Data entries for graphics
********************
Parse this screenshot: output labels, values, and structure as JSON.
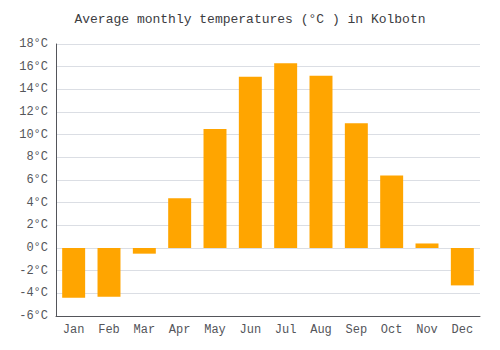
{
  "chart_data": {
    "type": "bar",
    "title": "Average monthly temperatures (°C ) in Kolbotn",
    "categories": [
      "Jan",
      "Feb",
      "Mar",
      "Apr",
      "May",
      "Jun",
      "Jul",
      "Aug",
      "Sep",
      "Oct",
      "Nov",
      "Dec"
    ],
    "values": [
      -4.4,
      -4.3,
      -0.5,
      4.4,
      10.5,
      15.1,
      16.3,
      15.2,
      11.0,
      6.4,
      0.4,
      -3.3
    ],
    "color": "#FFA500",
    "ylim": [
      -6,
      18
    ],
    "yticks": [
      {
        "value": -6,
        "label": "-6°C"
      },
      {
        "value": -4,
        "label": "-4°C"
      },
      {
        "value": -2,
        "label": "-2°C"
      },
      {
        "value": 0,
        "label": "0°C"
      },
      {
        "value": 2,
        "label": "2°C"
      },
      {
        "value": 4,
        "label": "4°C"
      },
      {
        "value": 6,
        "label": "6°C"
      },
      {
        "value": 8,
        "label": "8°C"
      },
      {
        "value": 10,
        "label": "10°C"
      },
      {
        "value": 12,
        "label": "12°C"
      },
      {
        "value": 14,
        "label": "14°C"
      },
      {
        "value": 16,
        "label": "16°C"
      },
      {
        "value": 18,
        "label": "18°C"
      }
    ],
    "grid": true
  }
}
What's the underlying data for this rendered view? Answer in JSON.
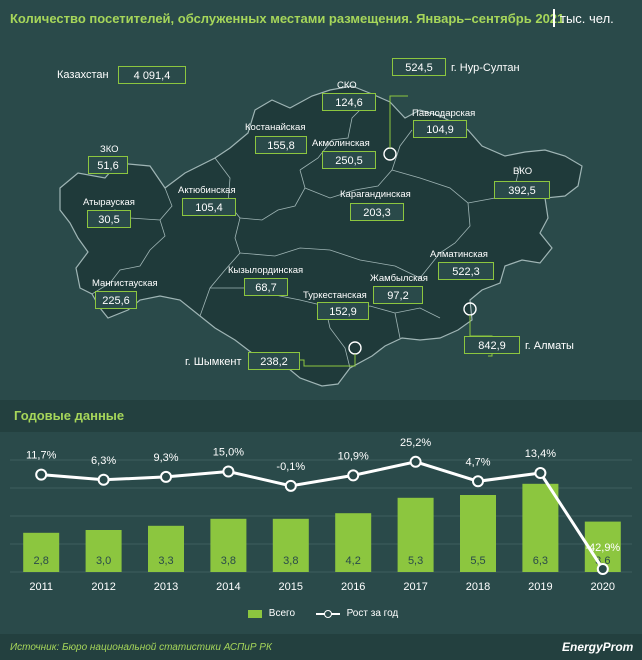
********************
Work required> Retype the listing exactly. Pictures do not belong in the copy.

Worked answer>
Parse this screenshot: output labels, values, and structure as JSON.
{
  "chart_data": {
    "type": "bar",
    "title": "Average monthly temperatures (°C ) in Kolbotn",
    "categories": [
      "Jan",
      "Feb",
      "Mar",
      "Apr",
      "May",
      "Jun",
      "Jul",
      "Aug",
      "Sep",
      "Oct",
      "Nov",
      "Dec"
    ],
    "values": [
      -4.4,
      -4.3,
      -0.5,
      4.4,
      10.5,
      15.1,
      16.3,
      15.2,
      11.0,
      6.4,
      0.4,
      -3.3
    ],
    "color": "#FFA500",
    "ylim": [
      -6,
      18
    ],
    "yticks": [
      {
        "value": -6,
        "label": "-6°C"
      },
      {
        "value": -4,
        "label": "-4°C"
      },
      {
        "value": -2,
        "label": "-2°C"
      },
      {
        "value": 0,
        "label": "0°C"
      },
      {
        "value": 2,
        "label": "2°C"
      },
      {
        "value": 4,
        "label": "4°C"
      },
      {
        "value": 6,
        "label": "6°C"
      },
      {
        "value": 8,
        "label": "8°C"
      },
      {
        "value": 10,
        "label": "10°C"
      },
      {
        "value": 12,
        "label": "12°C"
      },
      {
        "value": 14,
        "label": "14°C"
      },
      {
        "value": 16,
        "label": "16°C"
      },
      {
        "value": 18,
        "label": "18°C"
      }
    ],
    "grid": true
  }
}
What's the underlying data for this rendered view? Answer in JSON.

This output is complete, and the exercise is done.